**Task:**
Check each line below for the word "right", and copy those that have it.

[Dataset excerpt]
══════════
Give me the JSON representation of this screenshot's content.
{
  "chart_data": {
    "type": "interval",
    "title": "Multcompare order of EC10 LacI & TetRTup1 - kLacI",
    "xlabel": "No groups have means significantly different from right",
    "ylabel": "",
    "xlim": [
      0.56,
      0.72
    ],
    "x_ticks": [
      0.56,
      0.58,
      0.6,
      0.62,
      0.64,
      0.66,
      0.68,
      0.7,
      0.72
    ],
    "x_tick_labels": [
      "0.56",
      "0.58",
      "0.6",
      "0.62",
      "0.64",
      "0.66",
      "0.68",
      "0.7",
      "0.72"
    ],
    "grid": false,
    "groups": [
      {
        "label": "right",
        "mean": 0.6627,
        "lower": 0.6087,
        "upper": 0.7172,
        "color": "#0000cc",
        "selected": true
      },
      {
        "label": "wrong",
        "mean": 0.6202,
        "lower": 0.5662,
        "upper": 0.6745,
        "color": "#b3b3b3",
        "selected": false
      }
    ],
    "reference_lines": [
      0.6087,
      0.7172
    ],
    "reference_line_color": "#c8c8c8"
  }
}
══════════
**Solution to the exercise:**
    "xlabel": "No groups have means significantly different from right",
        "label": "right",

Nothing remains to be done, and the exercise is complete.